Thread: syslog enabled causes random hangs?
I'm encountering strange hangs in postgresql backends at random moments. They seem to be associated with attempts to issue log entries via syslog. I have run backtraces on the hung backends a few times, and they routinely trace into system libraries where it looks like a stuck syslog call. So far, I haven't had this problem with any other apps, so I'm thinking it's a condition being aggravated by Postgres. The machines I'm seeing this on are RedHat 8 and Gentoo Linux machines (x86). We're running compiled-from-source 7.3.3 on both machines (by hand on the RH8 machine, and built by Gentoo's package manager, because it's a build-from-source distribution). On my Gentoo test boxes, it happens occasionally using syslog-ng 1.6.0_rc3 and glibc 2.3.2-r1. On the RedHat 8 machine, it's sysklogd-1.4.1-10 and "glibc-devel-2.3.2-4.80.6". I switched to not using syslog on the RH8 machine because it was hanging backends quite regularly, and that's rather bad in production. :) Has anyone else had problems using the syslog option? I need to rebuild PostgreSQL on my test machine so I'll have unstripped binaries, but once that's done, I'll bring on the stack traces when I get another hang.

• Challenge: Translate this sentence from the syslog hang thread above into German: "They seem to be associated with attempts to issue log entries via syslog."

• Stored data:
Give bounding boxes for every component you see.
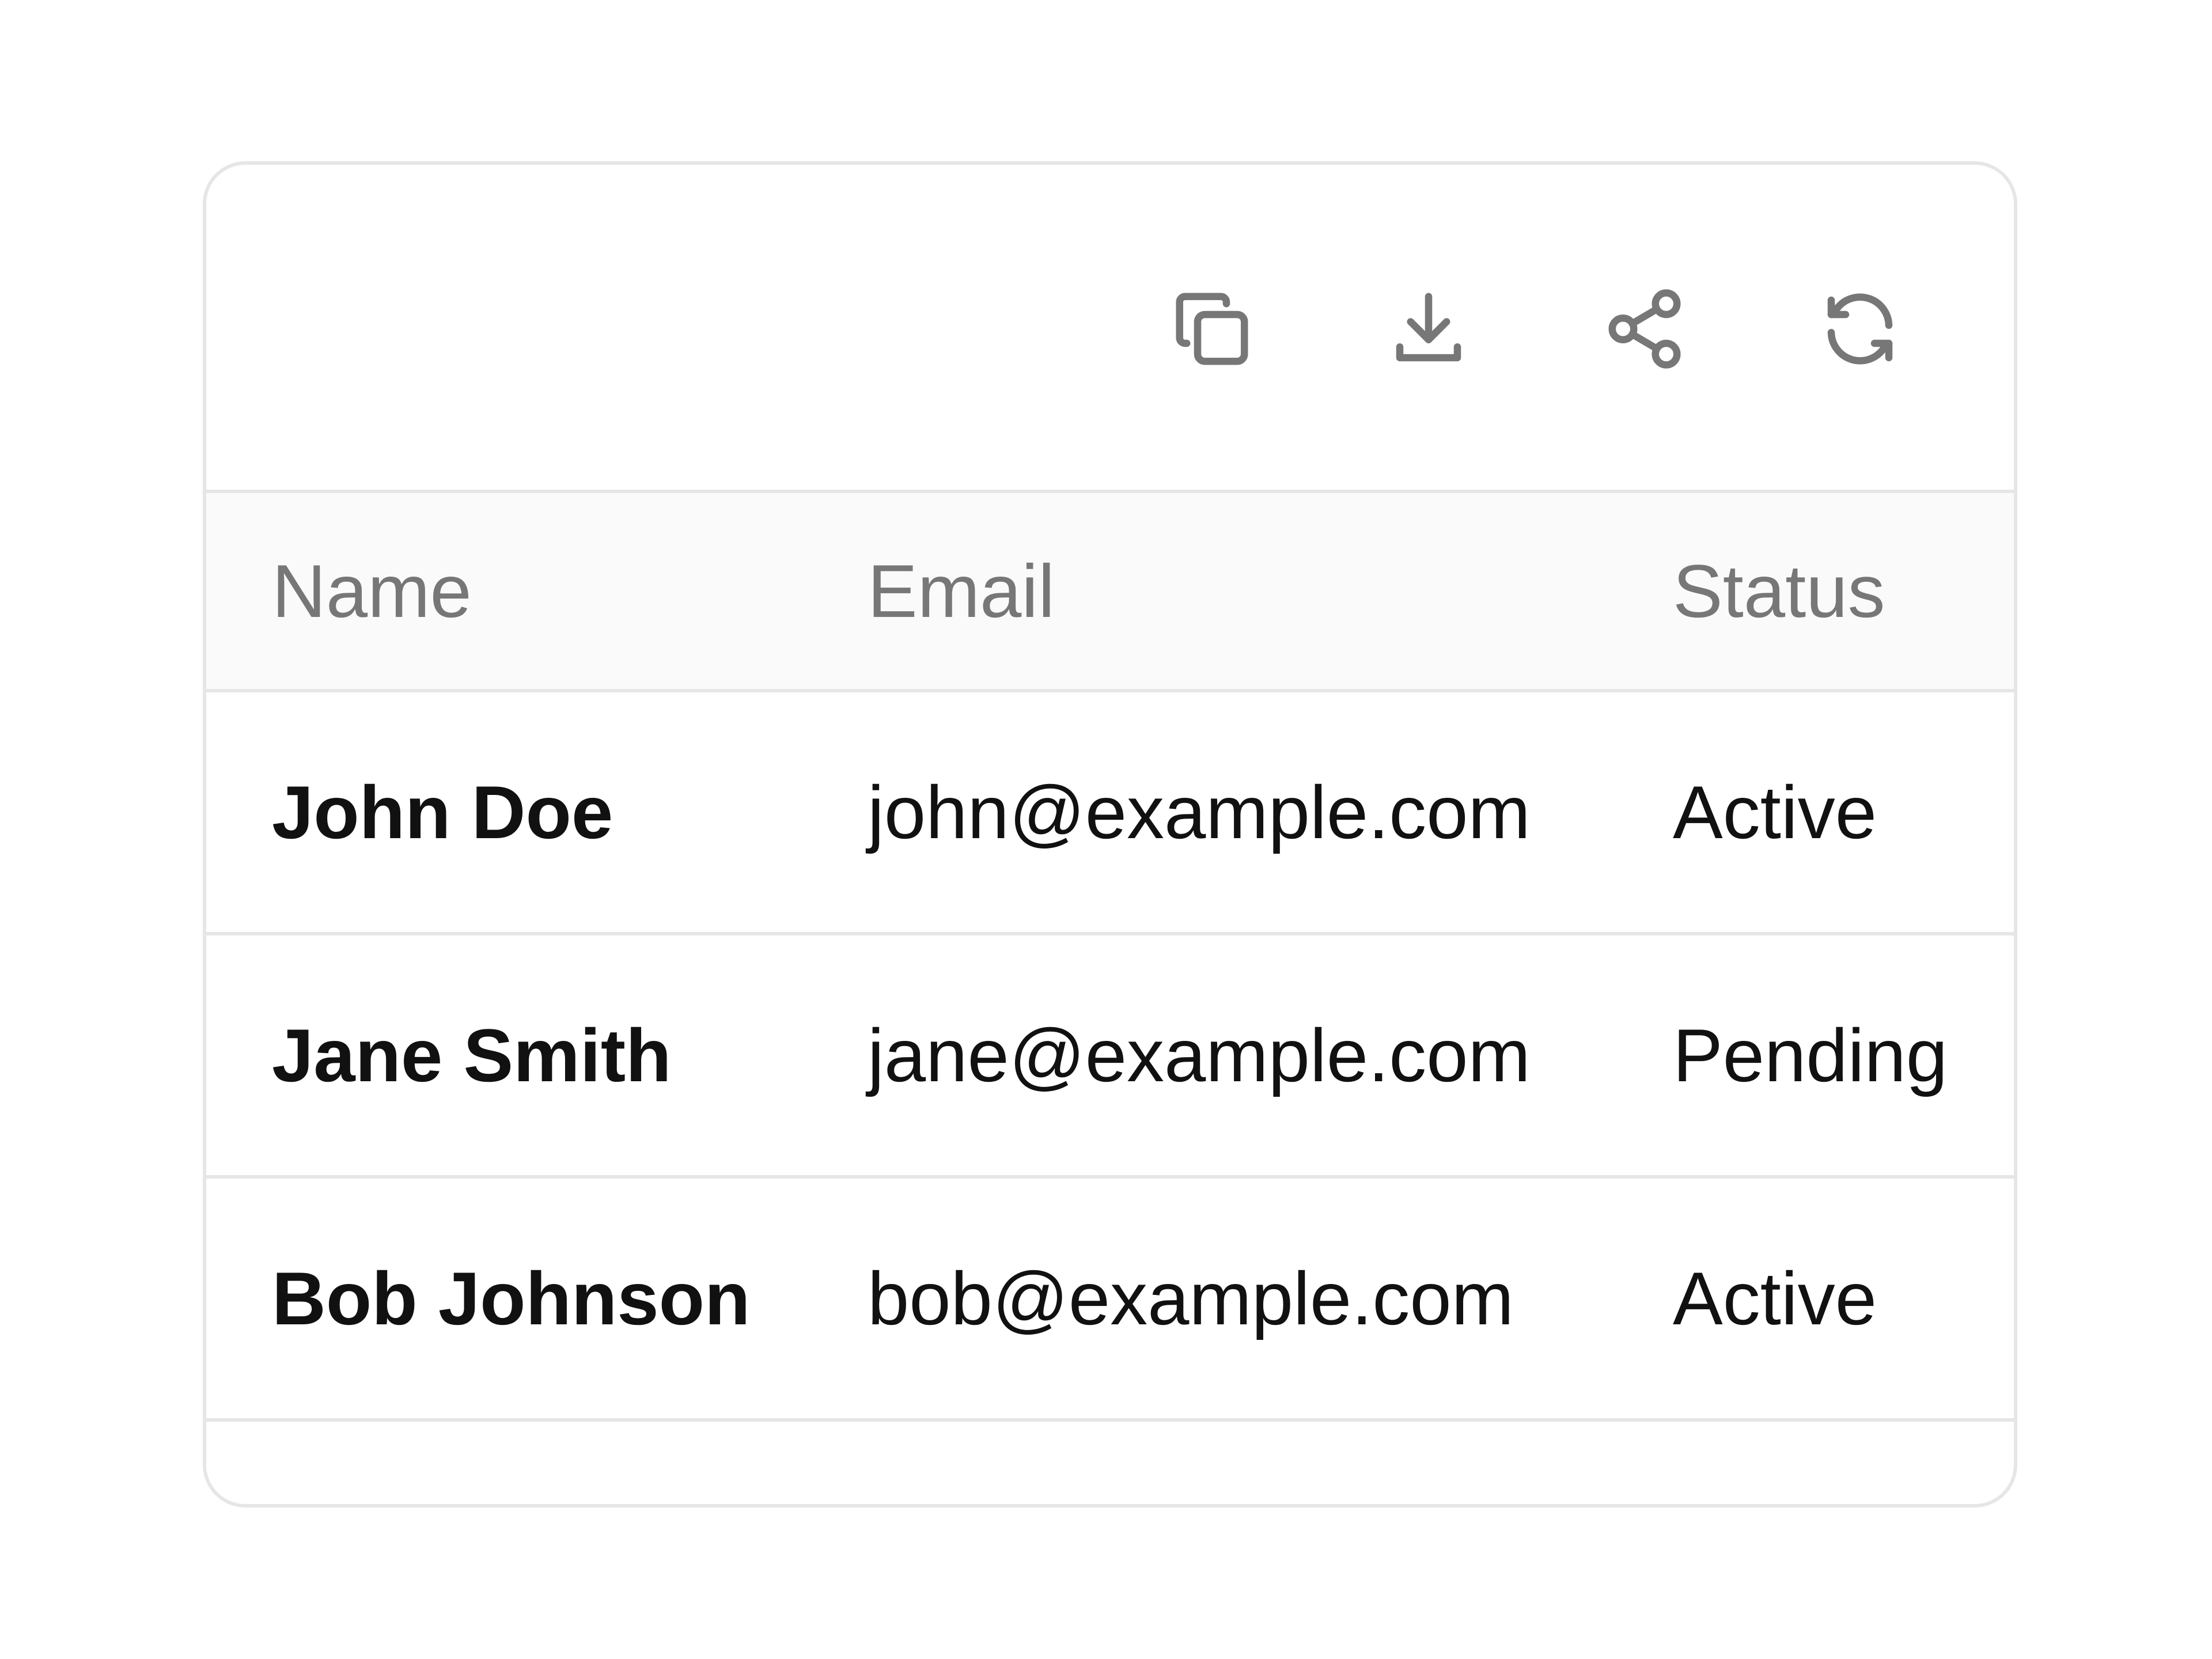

• Written reply: Sie scheinen mit Versuchen zusammenzuhängen, Logeinträge über syslog auszugeben.